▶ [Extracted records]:
^^^^^^^^^^^^^^^^
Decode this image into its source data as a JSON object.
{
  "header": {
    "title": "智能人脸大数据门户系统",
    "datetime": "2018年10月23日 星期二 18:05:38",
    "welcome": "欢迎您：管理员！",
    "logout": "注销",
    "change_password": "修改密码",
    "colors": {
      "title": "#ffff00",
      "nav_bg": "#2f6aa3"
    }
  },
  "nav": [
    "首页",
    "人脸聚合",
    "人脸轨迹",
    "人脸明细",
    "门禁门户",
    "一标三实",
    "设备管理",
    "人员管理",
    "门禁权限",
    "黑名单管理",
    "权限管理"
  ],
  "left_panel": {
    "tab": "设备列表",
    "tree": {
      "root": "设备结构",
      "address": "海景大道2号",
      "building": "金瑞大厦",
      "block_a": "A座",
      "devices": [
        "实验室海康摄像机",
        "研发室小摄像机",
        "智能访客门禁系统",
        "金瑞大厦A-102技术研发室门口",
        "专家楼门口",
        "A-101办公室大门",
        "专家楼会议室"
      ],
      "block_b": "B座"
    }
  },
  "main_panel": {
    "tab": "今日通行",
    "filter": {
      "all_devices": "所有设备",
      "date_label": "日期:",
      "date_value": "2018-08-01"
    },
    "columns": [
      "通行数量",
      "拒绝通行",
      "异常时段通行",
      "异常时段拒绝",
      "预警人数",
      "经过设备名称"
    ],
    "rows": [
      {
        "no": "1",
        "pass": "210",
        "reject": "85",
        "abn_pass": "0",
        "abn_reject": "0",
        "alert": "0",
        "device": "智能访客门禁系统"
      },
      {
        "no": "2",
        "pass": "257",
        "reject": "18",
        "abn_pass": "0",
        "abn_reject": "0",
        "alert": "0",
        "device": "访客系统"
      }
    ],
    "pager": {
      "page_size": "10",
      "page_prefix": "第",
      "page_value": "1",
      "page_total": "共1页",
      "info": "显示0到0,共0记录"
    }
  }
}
^^^^^^^^^^^^^^^^
Print out the whole listing exactly as it appears.

Decode this image into its source data as a JSON object.
{
  "header": {
    "title": "智能人脸大数据门户系统",
    "datetime": "2018年10月23日 星期二 18:05:38",
    "welcome": "欢迎您：管理员！",
    "logout": "注销",
    "change_password": "修改密码",
    "colors": {
      "title": "#ffff00",
      "nav_bg": "#2f6aa3"
    }
  },
  "nav": [
    "首页",
    "人脸聚合",
    "人脸轨迹",
    "人脸明细",
    "门禁门户",
    "一标三实",
    "设备管理",
    "人员管理",
    "门禁权限",
    "黑名单管理",
    "权限管理"
  ],
  "left_panel": {
    "tab": "设备列表",
    "tree": {
      "root": "设备结构",
      "address": "海景大道2号",
      "building": "金瑞大厦",
      "block_a": "A座",
      "devices": [
        "实验室海康摄像机",
        "研发室小摄像机",
        "智能访客门禁系统",
        "金瑞大厦A-102技术研发室门口",
        "专家楼门口",
        "A-101办公室大门",
        "专家楼会议室"
      ],
      "block_b": "B座"
    }
  },
  "main_panel": {
    "tab": "今日通行",
    "filter": {
      "all_devices": "所有设备",
      "date_label": "日期:",
      "date_value": "2018-08-01"
    },
    "columns": [
      "通行数量",
      "拒绝通行",
      "异常时段通行",
      "异常时段拒绝",
      "预警人数",
      "经过设备名称"
    ],
    "rows": [
      {
        "no": "1",
        "pass": "210",
        "reject": "85",
        "abn_pass": "0",
        "abn_reject": "0",
        "alert": "0",
        "device": "智能访客门禁系统"
      },
      {
        "no": "2",
        "pass": "257",
        "reject": "18",
        "abn_pass": "0",
        "abn_reject": "0",
        "alert": "0",
        "device": "访客系统"
      }
    ],
    "pager": {
      "page_size": "10",
      "page_prefix": "第",
      "page_value": "1",
      "page_total": "共1页",
      "info": "显示0到0,共0记录"
    }
  }
}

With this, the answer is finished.